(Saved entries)
--- BEGIN ---
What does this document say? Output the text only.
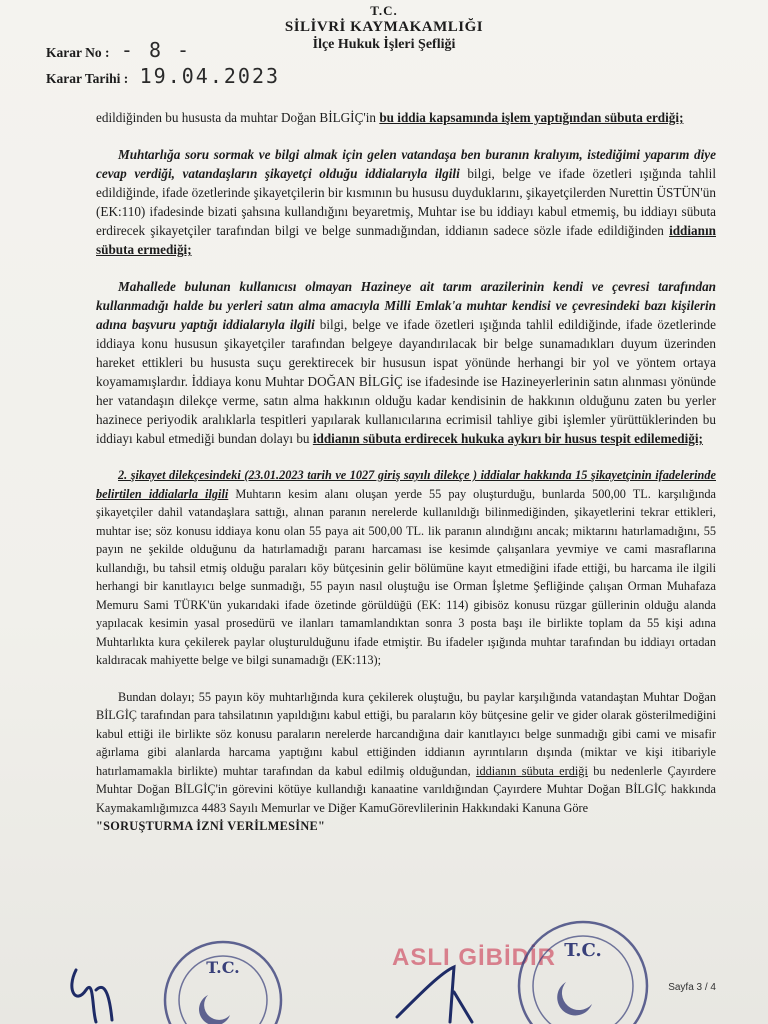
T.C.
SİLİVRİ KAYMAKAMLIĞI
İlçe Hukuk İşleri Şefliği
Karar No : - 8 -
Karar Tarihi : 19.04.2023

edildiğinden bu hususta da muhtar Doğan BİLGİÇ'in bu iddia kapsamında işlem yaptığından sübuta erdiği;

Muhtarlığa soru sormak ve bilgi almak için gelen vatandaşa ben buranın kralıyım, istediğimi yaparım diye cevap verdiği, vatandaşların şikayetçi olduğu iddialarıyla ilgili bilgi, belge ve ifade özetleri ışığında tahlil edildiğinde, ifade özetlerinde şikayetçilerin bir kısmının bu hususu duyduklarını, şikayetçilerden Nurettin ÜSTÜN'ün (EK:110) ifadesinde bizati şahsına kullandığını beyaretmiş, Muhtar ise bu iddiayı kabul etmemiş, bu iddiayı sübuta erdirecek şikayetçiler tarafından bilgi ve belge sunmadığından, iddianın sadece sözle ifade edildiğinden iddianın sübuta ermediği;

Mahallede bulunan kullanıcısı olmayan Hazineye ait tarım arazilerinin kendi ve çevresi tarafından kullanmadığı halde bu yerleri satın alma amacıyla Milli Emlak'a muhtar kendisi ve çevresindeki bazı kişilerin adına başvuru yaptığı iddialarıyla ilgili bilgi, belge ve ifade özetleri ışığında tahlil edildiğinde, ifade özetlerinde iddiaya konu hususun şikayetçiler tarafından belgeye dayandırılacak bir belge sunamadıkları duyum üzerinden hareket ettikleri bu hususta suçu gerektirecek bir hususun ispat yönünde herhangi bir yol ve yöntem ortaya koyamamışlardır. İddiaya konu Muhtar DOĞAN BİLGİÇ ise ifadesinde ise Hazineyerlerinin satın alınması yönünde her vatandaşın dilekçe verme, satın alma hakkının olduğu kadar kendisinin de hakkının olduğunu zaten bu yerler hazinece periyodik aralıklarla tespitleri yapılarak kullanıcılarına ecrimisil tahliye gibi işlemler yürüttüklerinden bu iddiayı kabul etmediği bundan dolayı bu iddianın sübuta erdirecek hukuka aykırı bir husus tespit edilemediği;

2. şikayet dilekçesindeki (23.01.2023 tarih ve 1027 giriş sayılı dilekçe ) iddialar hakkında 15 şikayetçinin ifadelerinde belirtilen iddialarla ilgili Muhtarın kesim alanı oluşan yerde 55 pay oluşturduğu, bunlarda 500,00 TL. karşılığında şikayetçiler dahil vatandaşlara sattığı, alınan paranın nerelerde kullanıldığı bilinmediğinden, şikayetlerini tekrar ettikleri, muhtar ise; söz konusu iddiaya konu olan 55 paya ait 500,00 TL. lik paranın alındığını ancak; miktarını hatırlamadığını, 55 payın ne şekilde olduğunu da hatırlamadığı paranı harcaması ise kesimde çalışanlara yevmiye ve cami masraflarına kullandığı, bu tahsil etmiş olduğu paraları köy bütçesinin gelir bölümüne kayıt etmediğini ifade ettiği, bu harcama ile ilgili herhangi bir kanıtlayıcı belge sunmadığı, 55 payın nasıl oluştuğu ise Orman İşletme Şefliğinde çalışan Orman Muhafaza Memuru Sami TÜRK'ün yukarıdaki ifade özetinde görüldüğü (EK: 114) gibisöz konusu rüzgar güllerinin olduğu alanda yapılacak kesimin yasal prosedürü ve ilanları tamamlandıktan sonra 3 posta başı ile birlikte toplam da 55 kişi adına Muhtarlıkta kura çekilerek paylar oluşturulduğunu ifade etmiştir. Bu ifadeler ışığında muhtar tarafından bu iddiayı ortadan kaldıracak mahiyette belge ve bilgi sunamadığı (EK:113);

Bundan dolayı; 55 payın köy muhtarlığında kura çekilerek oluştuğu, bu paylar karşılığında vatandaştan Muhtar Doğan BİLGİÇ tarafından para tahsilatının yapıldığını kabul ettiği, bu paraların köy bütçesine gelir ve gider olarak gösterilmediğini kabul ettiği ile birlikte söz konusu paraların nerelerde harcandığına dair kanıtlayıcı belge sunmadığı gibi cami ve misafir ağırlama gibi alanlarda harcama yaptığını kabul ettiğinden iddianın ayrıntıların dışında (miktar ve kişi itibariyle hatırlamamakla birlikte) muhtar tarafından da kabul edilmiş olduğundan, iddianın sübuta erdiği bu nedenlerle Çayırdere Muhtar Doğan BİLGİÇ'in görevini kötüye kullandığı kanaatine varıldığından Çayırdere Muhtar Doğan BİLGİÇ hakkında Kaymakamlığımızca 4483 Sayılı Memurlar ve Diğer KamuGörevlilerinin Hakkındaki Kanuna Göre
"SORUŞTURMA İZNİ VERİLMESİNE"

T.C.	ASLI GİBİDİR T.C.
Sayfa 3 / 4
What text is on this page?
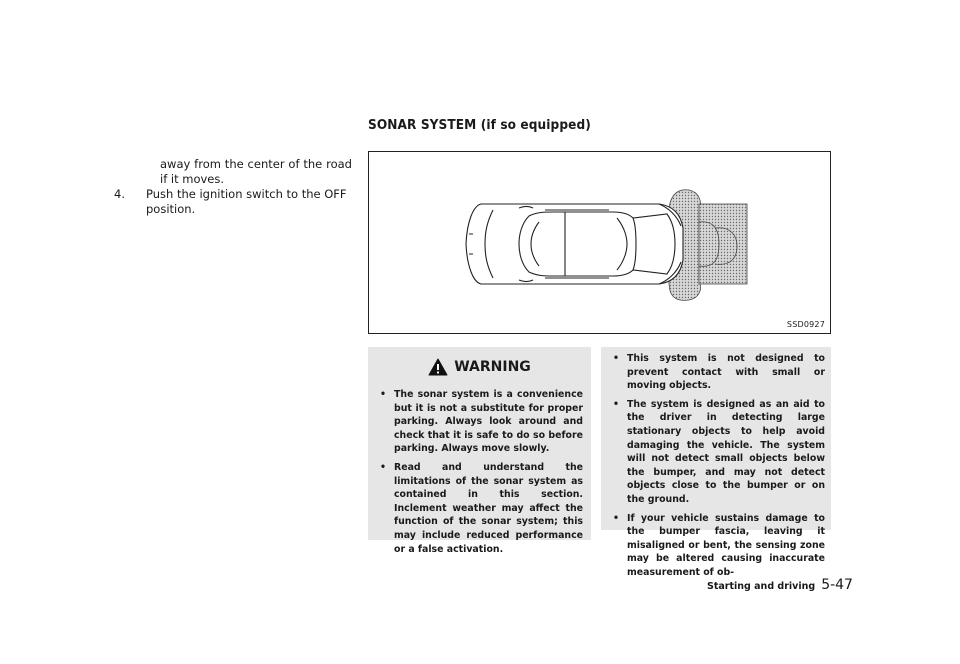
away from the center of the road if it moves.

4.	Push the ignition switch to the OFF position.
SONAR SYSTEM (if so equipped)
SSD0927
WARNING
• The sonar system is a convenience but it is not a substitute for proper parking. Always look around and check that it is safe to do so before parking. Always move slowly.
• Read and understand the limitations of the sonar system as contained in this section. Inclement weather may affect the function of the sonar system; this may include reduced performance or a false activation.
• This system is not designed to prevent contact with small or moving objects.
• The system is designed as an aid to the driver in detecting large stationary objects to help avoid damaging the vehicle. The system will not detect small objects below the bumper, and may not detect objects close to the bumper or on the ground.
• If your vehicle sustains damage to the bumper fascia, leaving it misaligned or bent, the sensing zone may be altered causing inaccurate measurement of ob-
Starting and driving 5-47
--- END ---
TASK TO CARRY OUT: Check every line of the data above for the string "objects", and copy those that have it.

EXERCISE RESULT:
• This system is not designed to prevent contact with small or moving objects.
• The system is designed as an aid to the driver in detecting large stationary objects to help avoid damaging the vehicle. The system will not detect small objects below the bumper, and may not detect objects close to the bumper or on the ground.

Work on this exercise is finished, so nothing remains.